The task
Repeat what the lines below say, word for word, and skip every image.

Dataset items
* START *

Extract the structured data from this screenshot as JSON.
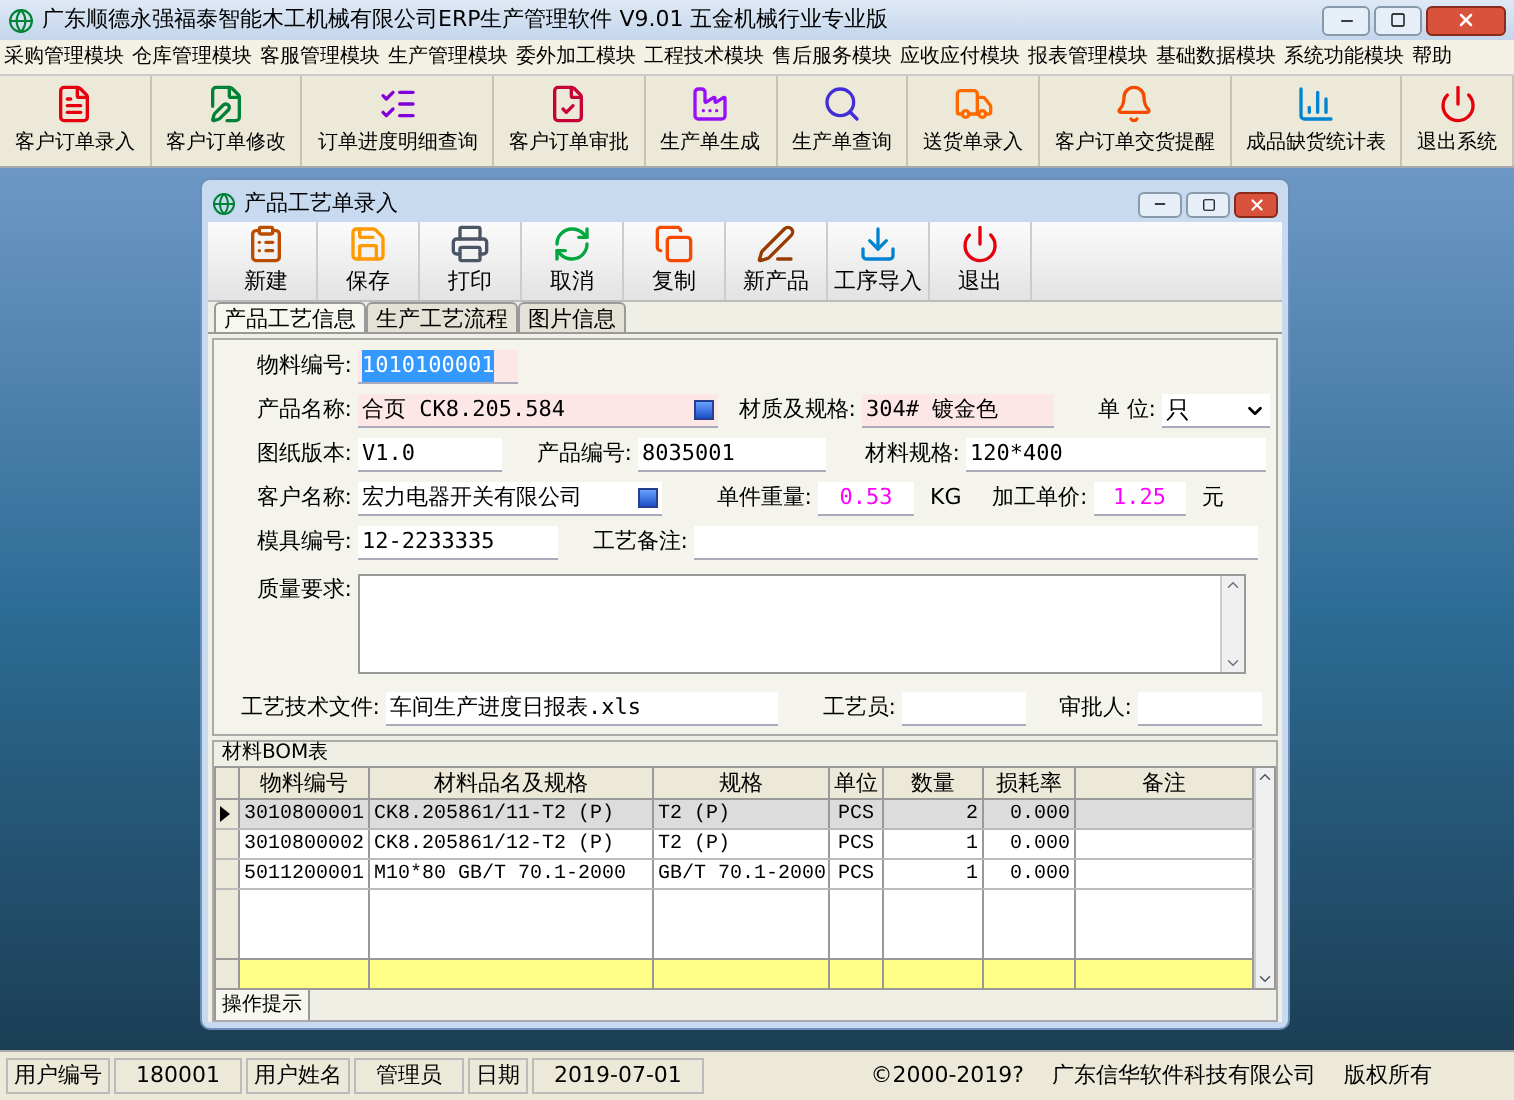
{
  "window": {
    "title": "广东顺德永强福泰智能木工机械有限公司ERP生产管理软件  V9.01 五金机械行业专业版"
  },
  "menu": [
    "采购管理模块",
    "仓库管理模块",
    "客服管理模块",
    "生产管理模块",
    "委外加工模块",
    "工程技术模块",
    "售后服务模块",
    "应收应付模块",
    "报表管理模块",
    "基础数据模块",
    "系统功能模块",
    "帮助"
  ],
  "toolbar": [
    {
      "label": "客户订单录入",
      "kind": "doc"
    },
    {
      "label": "客户订单修改",
      "kind": "edit"
    },
    {
      "label": "订单进度明细查询",
      "kind": "list"
    },
    {
      "label": "客户订单审批",
      "kind": "check"
    },
    {
      "label": "生产单生成",
      "kind": "factory"
    },
    {
      "label": "生产单查询",
      "kind": "search"
    },
    {
      "label": "送货单录入",
      "kind": "truck"
    },
    {
      "label": "客户订单交货提醒",
      "kind": "bell"
    },
    {
      "label": "成品缺货统计表",
      "kind": "chart"
    },
    {
      "label": "退出系统",
      "kind": "power"
    }
  ],
  "child_window": {
    "title": "产品工艺单录入",
    "toolbar": [
      {
        "label": "新建",
        "kind": "new"
      },
      {
        "label": "保存",
        "kind": "save"
      },
      {
        "label": "打印",
        "kind": "print"
      },
      {
        "label": "取消",
        "kind": "cancel"
      },
      {
        "label": "复制",
        "kind": "copy"
      },
      {
        "label": "新产品",
        "kind": "pen"
      },
      {
        "label": "工序导入",
        "kind": "import"
      },
      {
        "label": "退出",
        "kind": "power"
      }
    ],
    "tabs": [
      {
        "label": "产品工艺信息",
        "selected": true
      },
      {
        "label": "生产工艺流程",
        "selected": false
      },
      {
        "label": "图片信息",
        "selected": false
      }
    ],
    "form_rows": [
      [
        {
          "label": "物料编号:",
          "value": "1010100001",
          "kind": "text",
          "highlighted": true,
          "value_selected": true
        }
      ],
      [
        {
          "label": "产品名称:",
          "value": "合页 CK8.205.584",
          "kind": "lookup",
          "highlighted": true
        },
        {
          "label": "材质及规格:",
          "value": "304# 镀金色",
          "kind": "text",
          "highlighted": true
        },
        {
          "label": "单 位:",
          "value": "只",
          "kind": "select"
        }
      ],
      [
        {
          "label": "图纸版本:",
          "value": "V1.0",
          "kind": "text"
        },
        {
          "label": "产品编号:",
          "value": "8035001",
          "kind": "text"
        },
        {
          "label": "材料规格:",
          "value": "120*400",
          "kind": "text"
        }
      ],
      [
        {
          "label": "客户名称:",
          "value": "宏力电器开关有限公司",
          "kind": "lookup"
        },
        {
          "label": "单件重量:",
          "value": "0.53",
          "kind": "number",
          "unit": "KG"
        },
        {
          "label": "加工单价:",
          "value": "1.25",
          "kind": "number",
          "unit": "元"
        }
      ],
      [
        {
          "label": "模具编号:",
          "value": "12-2233335",
          "kind": "text"
        },
        {
          "label": "工艺备注:",
          "kind": "text"
        }
      ],
      [
        {
          "label": "质量要求:",
          "kind": "textarea"
        }
      ],
      [
        {
          "label": "工艺技术文件:",
          "value": "车间生产进度日报表.xls",
          "kind": "text"
        },
        {
          "label": "工艺员:",
          "kind": "text"
        },
        {
          "label": "审批人:",
          "kind": "text"
        }
      ]
    ],
    "bom": {
      "title": "材料BOM表",
      "columns": [
        "物料编号",
        "材料品名及规格",
        "规格",
        "单位",
        "数量",
        "损耗率",
        "备注"
      ],
      "rows": [
        {
          "selected": true,
          "cells": [
            "3010800001",
            "CK8.205861/11-T2 (P)",
            "T2 (P)",
            "PCS",
            "2",
            "0.000",
            ""
          ]
        },
        {
          "selected": false,
          "cells": [
            "3010800002",
            "CK8.205861/12-T2 (P)",
            "T2 (P)",
            "PCS",
            "1",
            "0.000",
            ""
          ]
        },
        {
          "selected": false,
          "cells": [
            "5011200001",
            "M10*80 GB/T 70.1-2000",
            "GB/T 70.1-2000",
            "PCS",
            "1",
            "0.000",
            ""
          ]
        }
      ]
    },
    "hint_tab": "操作提示"
  },
  "status_bar": [
    {
      "text": "用户编号",
      "kind": "label"
    },
    {
      "text": "180001",
      "kind": "value"
    },
    {
      "text": "用户姓名",
      "kind": "label"
    },
    {
      "text": "管理员",
      "kind": "value"
    },
    {
      "text": "日期",
      "kind": "label"
    },
    {
      "text": "2019-07-01",
      "kind": "value"
    },
    {
      "text": "©2000-2019?",
      "kind": "plain"
    },
    {
      "text": "广东信华软件科技有限公司",
      "kind": "plain"
    },
    {
      "text": "版权所有",
      "kind": "plain"
    }
  ]
}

* END *

Task solution
Extract the structured data from this screenshot as JSON.
{
  "window": {
    "title": "广东顺德永强福泰智能木工机械有限公司ERP生产管理软件  V9.01 五金机械行业专业版"
  },
  "menu": [
    "采购管理模块",
    "仓库管理模块",
    "客服管理模块",
    "生产管理模块",
    "委外加工模块",
    "工程技术模块",
    "售后服务模块",
    "应收应付模块",
    "报表管理模块",
    "基础数据模块",
    "系统功能模块",
    "帮助"
  ],
  "toolbar": [
    {
      "label": "客户订单录入",
      "kind": "doc"
    },
    {
      "label": "客户订单修改",
      "kind": "edit"
    },
    {
      "label": "订单进度明细查询",
      "kind": "list"
    },
    {
      "label": "客户订单审批",
      "kind": "check"
    },
    {
      "label": "生产单生成",
      "kind": "factory"
    },
    {
      "label": "生产单查询",
      "kind": "search"
    },
    {
      "label": "送货单录入",
      "kind": "truck"
    },
    {
      "label": "客户订单交货提醒",
      "kind": "bell"
    },
    {
      "label": "成品缺货统计表",
      "kind": "chart"
    },
    {
      "label": "退出系统",
      "kind": "power"
    }
  ],
  "child_window": {
    "title": "产品工艺单录入",
    "toolbar": [
      {
        "label": "新建",
        "kind": "new"
      },
      {
        "label": "保存",
        "kind": "save"
      },
      {
        "label": "打印",
        "kind": "print"
      },
      {
        "label": "取消",
        "kind": "cancel"
      },
      {
        "label": "复制",
        "kind": "copy"
      },
      {
        "label": "新产品",
        "kind": "pen"
      },
      {
        "label": "工序导入",
        "kind": "import"
      },
      {
        "label": "退出",
        "kind": "power"
      }
    ],
    "tabs": [
      {
        "label": "产品工艺信息",
        "selected": true
      },
      {
        "label": "生产工艺流程",
        "selected": false
      },
      {
        "label": "图片信息",
        "selected": false
      }
    ],
    "form_rows": [
      [
        {
          "label": "物料编号:",
          "value": "1010100001",
          "kind": "text",
          "highlighted": true,
          "value_selected": true
        }
      ],
      [
        {
          "label": "产品名称:",
          "value": "合页 CK8.205.584",
          "kind": "lookup",
          "highlighted": true
        },
        {
          "label": "材质及规格:",
          "value": "304# 镀金色",
          "kind": "text",
          "highlighted": true
        },
        {
          "label": "单 位:",
          "value": "只",
          "kind": "select"
        }
      ],
      [
        {
          "label": "图纸版本:",
          "value": "V1.0",
          "kind": "text"
        },
        {
          "label": "产品编号:",
          "value": "8035001",
          "kind": "text"
        },
        {
          "label": "材料规格:",
          "value": "120*400",
          "kind": "text"
        }
      ],
      [
        {
          "label": "客户名称:",
          "value": "宏力电器开关有限公司",
          "kind": "lookup"
        },
        {
          "label": "单件重量:",
          "value": "0.53",
          "kind": "number",
          "unit": "KG"
        },
        {
          "label": "加工单价:",
          "value": "1.25",
          "kind": "number",
          "unit": "元"
        }
      ],
      [
        {
          "label": "模具编号:",
          "value": "12-2233335",
          "kind": "text"
        },
        {
          "label": "工艺备注:",
          "kind": "text"
        }
      ],
      [
        {
          "label": "质量要求:",
          "kind": "textarea"
        }
      ],
      [
        {
          "label": "工艺技术文件:",
          "value": "车间生产进度日报表.xls",
          "kind": "text"
        },
        {
          "label": "工艺员:",
          "kind": "text"
        },
        {
          "label": "审批人:",
          "kind": "text"
        }
      ]
    ],
    "bom": {
      "title": "材料BOM表",
      "columns": [
        "物料编号",
        "材料品名及规格",
        "规格",
        "单位",
        "数量",
        "损耗率",
        "备注"
      ],
      "rows": [
        {
          "selected": true,
          "cells": [
            "3010800001",
            "CK8.205861/11-T2 (P)",
            "T2 (P)",
            "PCS",
            "2",
            "0.000",
            ""
          ]
        },
        {
          "selected": false,
          "cells": [
            "3010800002",
            "CK8.205861/12-T2 (P)",
            "T2 (P)",
            "PCS",
            "1",
            "0.000",
            ""
          ]
        },
        {
          "selected": false,
          "cells": [
            "5011200001",
            "M10*80 GB/T 70.1-2000",
            "GB/T 70.1-2000",
            "PCS",
            "1",
            "0.000",
            ""
          ]
        }
      ]
    },
    "hint_tab": "操作提示"
  },
  "status_bar": [
    {
      "text": "用户编号",
      "kind": "label"
    },
    {
      "text": "180001",
      "kind": "value"
    },
    {
      "text": "用户姓名",
      "kind": "label"
    },
    {
      "text": "管理员",
      "kind": "value"
    },
    {
      "text": "日期",
      "kind": "label"
    },
    {
      "text": "2019-07-01",
      "kind": "value"
    },
    {
      "text": "©2000-2019?",
      "kind": "plain"
    },
    {
      "text": "广东信华软件科技有限公司",
      "kind": "plain"
    },
    {
      "text": "版权所有",
      "kind": "plain"
    }
  ]
}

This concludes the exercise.